TASK DETAILS: Reproduce the data in its entirety, exactly as supplied.

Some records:
○ ○ ○ ○

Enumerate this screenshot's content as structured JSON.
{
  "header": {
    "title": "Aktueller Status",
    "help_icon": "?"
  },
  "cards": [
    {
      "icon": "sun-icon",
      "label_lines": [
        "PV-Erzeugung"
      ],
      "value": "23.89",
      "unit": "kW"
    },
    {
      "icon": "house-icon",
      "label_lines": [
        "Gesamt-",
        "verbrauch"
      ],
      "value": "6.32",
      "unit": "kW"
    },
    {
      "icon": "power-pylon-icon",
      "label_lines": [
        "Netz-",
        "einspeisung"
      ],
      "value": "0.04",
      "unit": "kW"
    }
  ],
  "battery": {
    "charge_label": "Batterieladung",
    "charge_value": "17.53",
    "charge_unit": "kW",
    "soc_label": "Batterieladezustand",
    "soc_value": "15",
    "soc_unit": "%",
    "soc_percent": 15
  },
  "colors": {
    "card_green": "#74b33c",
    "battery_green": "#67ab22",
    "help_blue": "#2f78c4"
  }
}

○ ○ ○ ○

EXERCISE OUTPUT:
Enumerate this screenshot's content as structured JSON.
{
  "header": {
    "title": "Aktueller Status",
    "help_icon": "?"
  },
  "cards": [
    {
      "icon": "sun-icon",
      "label_lines": [
        "PV-Erzeugung"
      ],
      "value": "23.89",
      "unit": "kW"
    },
    {
      "icon": "house-icon",
      "label_lines": [
        "Gesamt-",
        "verbrauch"
      ],
      "value": "6.32",
      "unit": "kW"
    },
    {
      "icon": "power-pylon-icon",
      "label_lines": [
        "Netz-",
        "einspeisung"
      ],
      "value": "0.04",
      "unit": "kW"
    }
  ],
  "battery": {
    "charge_label": "Batterieladung",
    "charge_value": "17.53",
    "charge_unit": "kW",
    "soc_label": "Batterieladezustand",
    "soc_value": "15",
    "soc_unit": "%",
    "soc_percent": 15
  },
  "colors": {
    "card_green": "#74b33c",
    "battery_green": "#67ab22",
    "help_blue": "#2f78c4"
  }
}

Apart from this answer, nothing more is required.